INFORMATION SHOWN
──────

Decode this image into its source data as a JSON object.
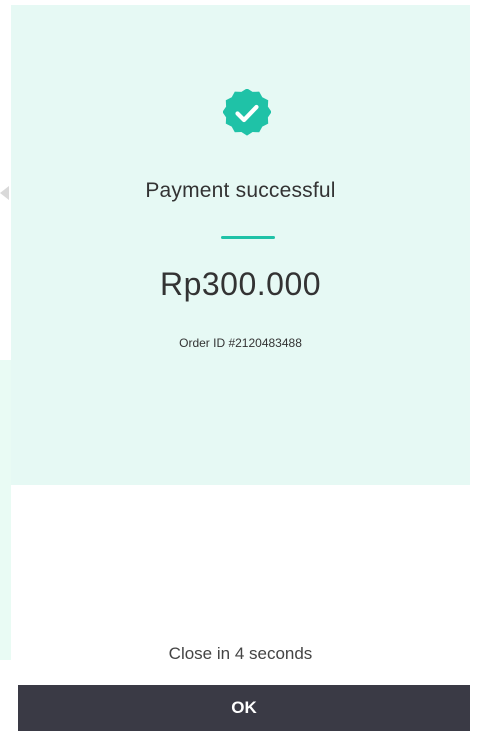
{
  "payment": {
    "status_title": "Payment successful",
    "amount": "Rp300.000",
    "order_id": "Order ID #2120483488"
  },
  "footer": {
    "countdown": "Close in 4 seconds",
    "ok_label": "OK"
  },
  "icons": {
    "status": "check-badge-icon"
  },
  "colors": {
    "success_bg": "#e6f9f4",
    "accent": "#1fc2a7",
    "button_bg": "#3a3a45",
    "text": "#333333"
  }
}
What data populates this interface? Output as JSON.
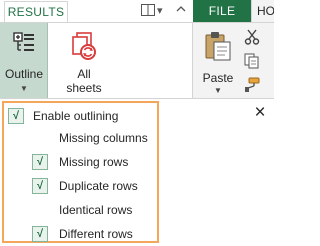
{
  "tabs": {
    "results": "RESULTS",
    "file": "FILE",
    "home": "HO"
  },
  "ribbon": {
    "outline_label": "Outline",
    "all_sheets_line1": "All",
    "all_sheets_line2": "sheets",
    "paste_label": "Paste"
  },
  "popup": {
    "enable_outlining": "Enable outlining",
    "options": [
      {
        "label": "Missing columns",
        "checked": false
      },
      {
        "label": "Missing rows",
        "checked": true
      },
      {
        "label": "Duplicate rows",
        "checked": true
      },
      {
        "label": "Identical rows",
        "checked": false
      },
      {
        "label": "Different rows",
        "checked": true
      }
    ],
    "check_glyph": "√",
    "close_glyph": "×"
  },
  "colors": {
    "excel_green": "#217346",
    "outline_highlight": "#c6d9ce",
    "popup_border": "#f4a65b",
    "icon_red": "#d83b3b"
  },
  "icons": [
    "outline-icon",
    "all-sheets-icon",
    "paste-icon",
    "cut-icon",
    "copy-icon",
    "format-painter-icon",
    "close-icon",
    "view-icon",
    "chevron-down-icon",
    "chevron-up-icon"
  ]
}
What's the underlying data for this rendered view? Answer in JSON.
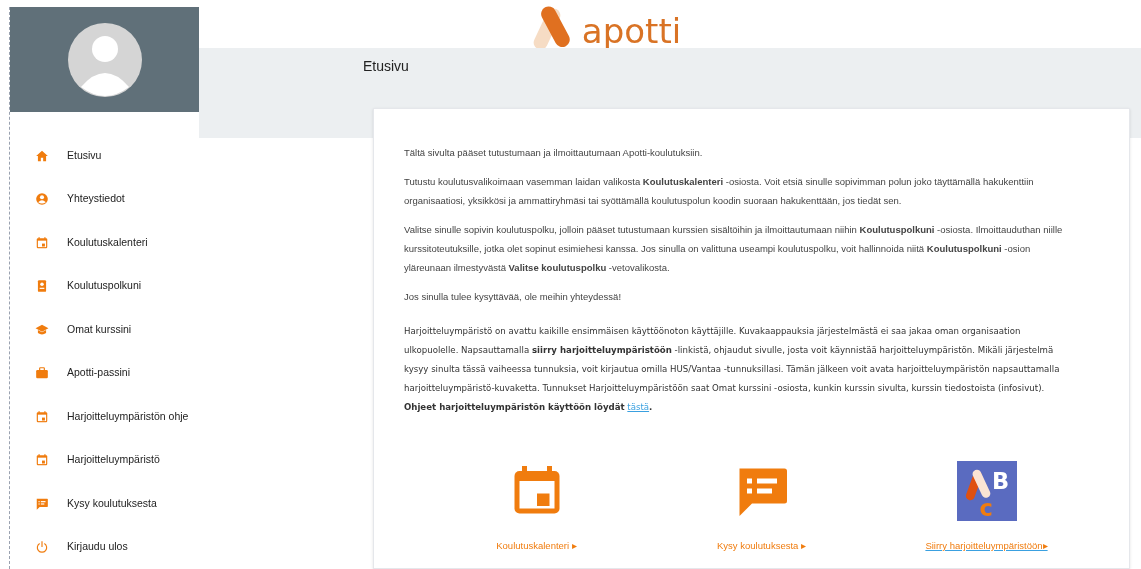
{
  "logo": {
    "text": "apotti"
  },
  "page_title": "Etusivu",
  "sidebar": {
    "items": [
      {
        "label": "Etusivu"
      },
      {
        "label": "Yhteystiedot"
      },
      {
        "label": "Koulutuskalenteri"
      },
      {
        "label": "Koulutuspolkuni"
      },
      {
        "label": "Omat kurssini"
      },
      {
        "label": "Apotti-passini"
      },
      {
        "label": "Harjoitteluympäristön ohje"
      },
      {
        "label": "Harjoitteluympäristö"
      },
      {
        "label": "Kysy koulutuksesta"
      },
      {
        "label": "Kirjaudu ulos"
      }
    ]
  },
  "content": {
    "paragraphs": [
      {
        "kind": "plain",
        "text": "Tältä sivulta pääset tutustumaan ja ilmoittautumaan Apotti-koulutuksiin."
      },
      {
        "kind": "plain",
        "text": "Tutustu koulutusvalikoimaan vasemman laidan valikosta **Koulutuskalenteri** -osiosta. Voit etsiä sinulle sopivimman polun joko täyttämällä hakukenttiin organisaatiosi, yksikkösi ja ammattiryhmäsi tai syöttämällä koulutuspolun koodin suoraan hakukenttään, jos tiedät sen."
      },
      {
        "kind": "plain",
        "text": "Valitse sinulle sopivin koulutuspolku, jolloin pääset tutustumaan kurssien sisältöihin ja ilmoittautumaan niihin **Koulutuspolkuni** -osiosta. Ilmoittauduthan niille kurssitoteutuksille, jotka olet sopinut esimiehesi kanssa. Jos sinulla on valittuna useampi koulutuspolku, voit hallinnoida niitä **Koulutuspolkuni** -osion yläreunaan ilmestyvästä **Valitse koulutuspolku** -vetovalikosta."
      },
      {
        "kind": "plain",
        "text": "Jos sinulla tulee kysyttävää, ole meihin yhteydessä!"
      },
      {
        "kind": "alt",
        "text": "Harjoitteluympäristö on avattu kaikille ensimmäisen käyttöönoton käyttäjille. Kuvakaappauksia järjestelmästä ei saa jakaa oman organisaation ulkopuolelle. Napsauttamalla **siirry harjoitteluympäristöön** -linkistä, ohjaudut sivulle, josta voit käynnistää harjoitteluympäristön. Mikäli järjestelmä kysyy sinulta tässä vaiheessa tunnuksia, voit kirjautua omilla HUS/Vantaa -tunnuksillasi. Tämän jälkeen voit avata harjoitteluympäristön napsauttamalla harjoitteluympäristö-kuvaketta. Tunnukset Harjoitteluympäristöön saat Omat kurssini -osiosta, kunkin kurssin sivulta, kurssin tiedostoista (infosivut). **Ohjeet harjoitteluympäristön käyttöön löydät** ",
        "link": "tästä",
        "after": "**.**"
      }
    ],
    "shortcuts": [
      {
        "label": "Koulutuskalenteri ▸",
        "underlined": false
      },
      {
        "label": "Kysy koulutuksesta ▸",
        "underlined": false
      },
      {
        "label": "Siirry harjoitteluympäristöön▸",
        "underlined": true,
        "icon_letters": [
          "B",
          "c"
        ]
      }
    ]
  }
}
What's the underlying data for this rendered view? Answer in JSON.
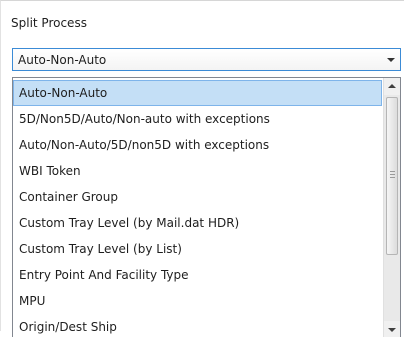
{
  "group": {
    "label": "Split Process"
  },
  "combo": {
    "selected": "Auto-Non-Auto"
  },
  "options": [
    "Auto-Non-Auto",
    "5D/Non5D/Auto/Non-auto with exceptions",
    "Auto/Non-Auto/5D/non5D with exceptions",
    "WBI Token",
    "Container Group",
    "Custom Tray Level (by Mail.dat HDR)",
    "Custom Tray Level (by List)",
    "Entry Point And Facility Type",
    "MPU",
    "Origin/Dest Ship"
  ],
  "colors": {
    "accent": "#3b8bd6",
    "selection": "#c4dff6"
  }
}
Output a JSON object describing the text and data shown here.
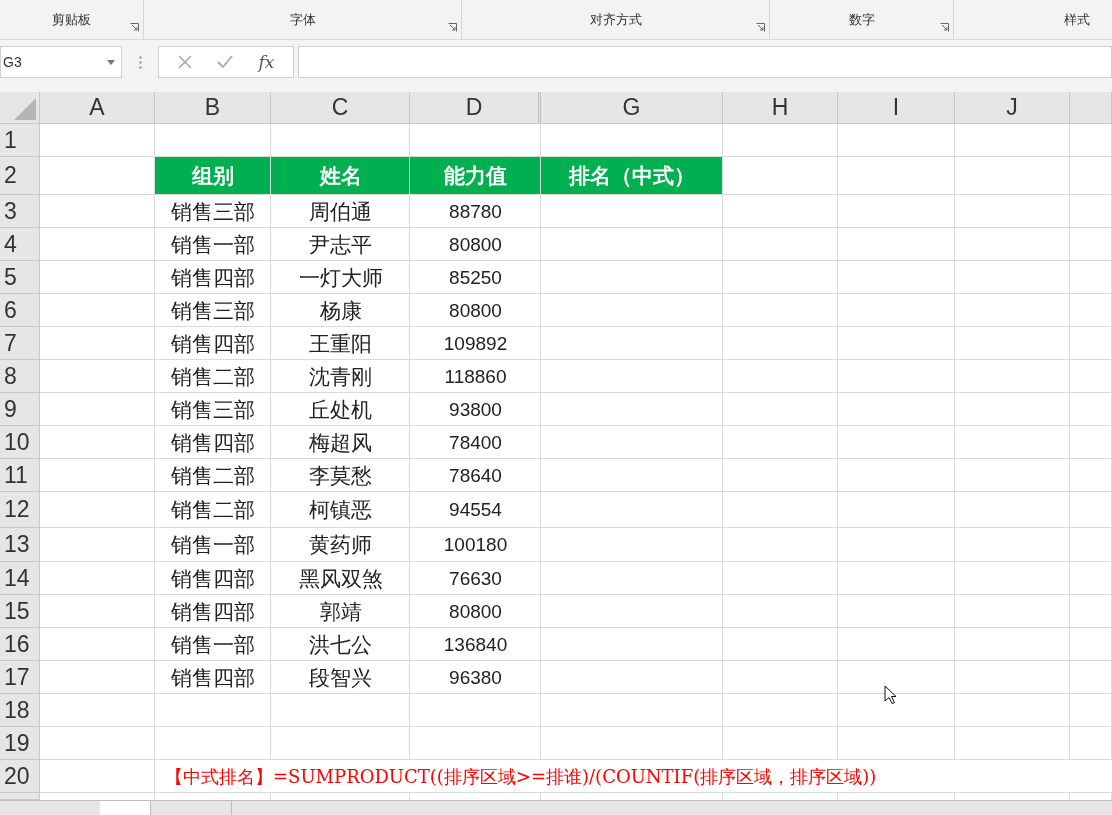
{
  "ribbon": {
    "groups": [
      {
        "label": "剪贴板",
        "launcher": true
      },
      {
        "label": "字体",
        "launcher": true
      },
      {
        "label": "对齐方式",
        "launcher": true
      },
      {
        "label": "数字",
        "launcher": true
      },
      {
        "label": "样式",
        "launcher": false
      }
    ]
  },
  "formula_bar": {
    "name_box": "G3",
    "fx": "fx"
  },
  "sheet": {
    "columns": [
      "A",
      "B",
      "C",
      "D",
      "G",
      "H",
      "I",
      "J"
    ],
    "row_numbers": [
      "1",
      "2",
      "3",
      "4",
      "5",
      "6",
      "7",
      "8",
      "9",
      "10",
      "11",
      "12",
      "13",
      "14",
      "15",
      "16",
      "17",
      "18",
      "19",
      "20"
    ],
    "table": {
      "columns": [
        "组别",
        "姓名",
        "能力值",
        "排名（中式）"
      ],
      "rows": [
        [
          "销售三部",
          "周伯通",
          "88780"
        ],
        [
          "销售一部",
          "尹志平",
          "80800"
        ],
        [
          "销售四部",
          "一灯大师",
          "85250"
        ],
        [
          "销售三部",
          "杨康",
          "80800"
        ],
        [
          "销售四部",
          "王重阳",
          "109892"
        ],
        [
          "销售二部",
          "沈青刚",
          "118860"
        ],
        [
          "销售三部",
          "丘处机",
          "93800"
        ],
        [
          "销售四部",
          "梅超风",
          "78400"
        ],
        [
          "销售二部",
          "李莫愁",
          "78640"
        ],
        [
          "销售二部",
          "柯镇恶",
          "94554"
        ],
        [
          "销售一部",
          "黄药师",
          "100180"
        ],
        [
          "销售四部",
          "黑风双煞",
          "76630"
        ],
        [
          "销售四部",
          "郭靖",
          "80800"
        ],
        [
          "销售一部",
          "洪七公",
          "136840"
        ],
        [
          "销售四部",
          "段智兴",
          "96380"
        ]
      ]
    },
    "note": "【中式排名】=SUMPRODUCT((排序区域>=排谁)/(COUNTIF(排序区域，排序区域))"
  }
}
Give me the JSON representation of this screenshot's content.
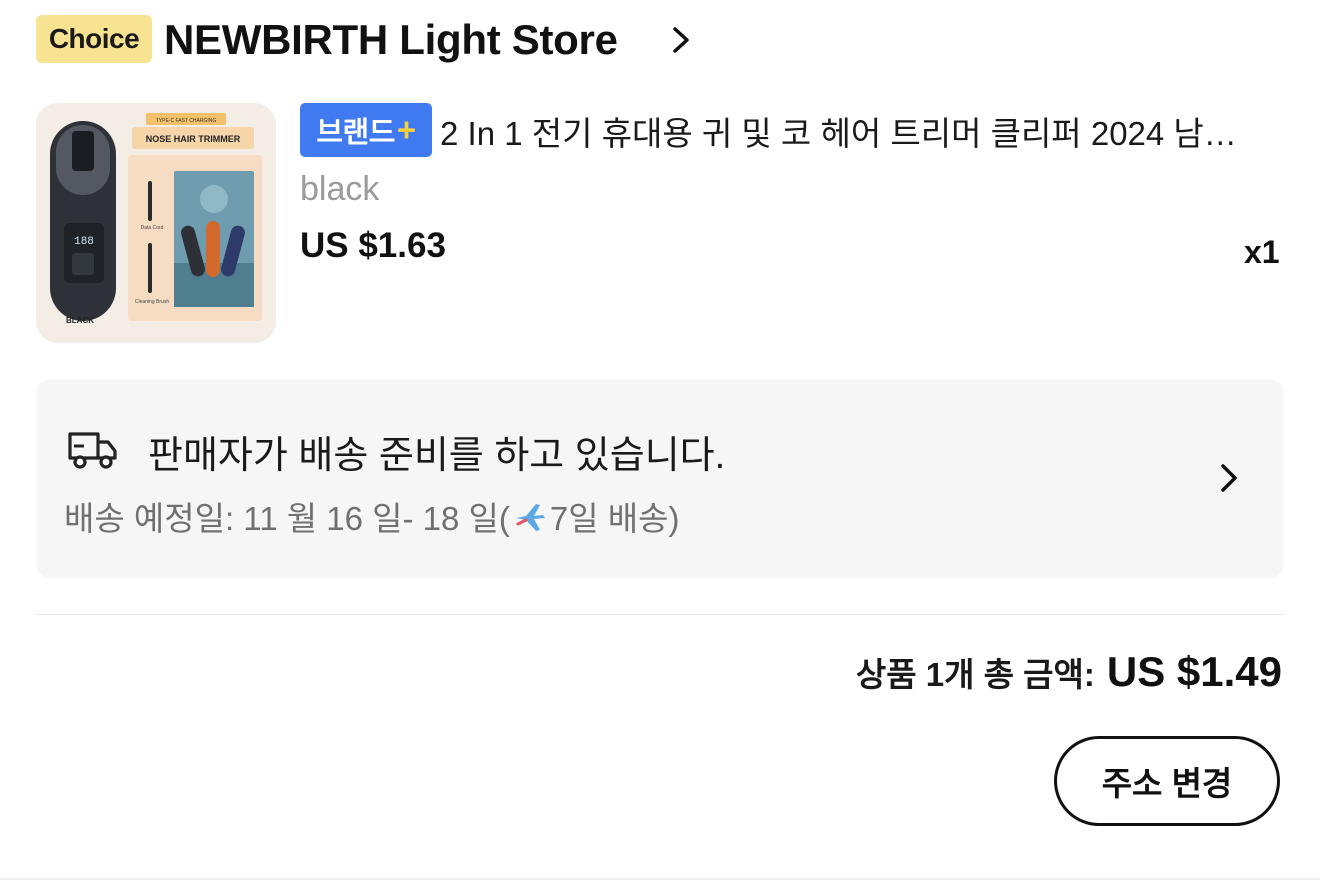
{
  "store": {
    "badge": "Choice",
    "name": "NEWBIRTH Light Store"
  },
  "product": {
    "brand_badge": "브랜드",
    "brand_badge_plus": "+",
    "title": "2 In 1 전기 휴대용 귀 및 코 헤어 트리머 클리퍼 2024 남…",
    "variant": "black",
    "price": "US $1.63",
    "quantity": "x1",
    "image": {
      "box_label_top": "TYPE-C FAST CHARGING",
      "box_label": "NOSE HAIR TRIMMER",
      "color_label": "BLACK",
      "accessory_1": "Data Cord",
      "accessory_2": "Cleaning Brush",
      "display_digits": "188"
    }
  },
  "shipping": {
    "status": "판매자가 배송 준비를 하고 있습니다.",
    "date_prefix": "배송 예정일: 11 월 16 일- 18 일(",
    "date_suffix": "7일 배송)"
  },
  "summary": {
    "total_label": "상품 1개 총 금액:",
    "total_value": "US $1.49"
  },
  "actions": {
    "change_address": "주소 변경"
  },
  "colors": {
    "choice_badge": "#f7e391",
    "brand_badge": "#3f7af0",
    "brand_plus": "#f9cf3f",
    "shipping_box": "#f6f6f6"
  }
}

──────

TASK REQUIREMENTS
Copy out each line in the listing that has the word "Output".

WRITTEN RESPONSE
What data populates this interface? Output as JSON.
Output a JSON object describing the text and data shown here.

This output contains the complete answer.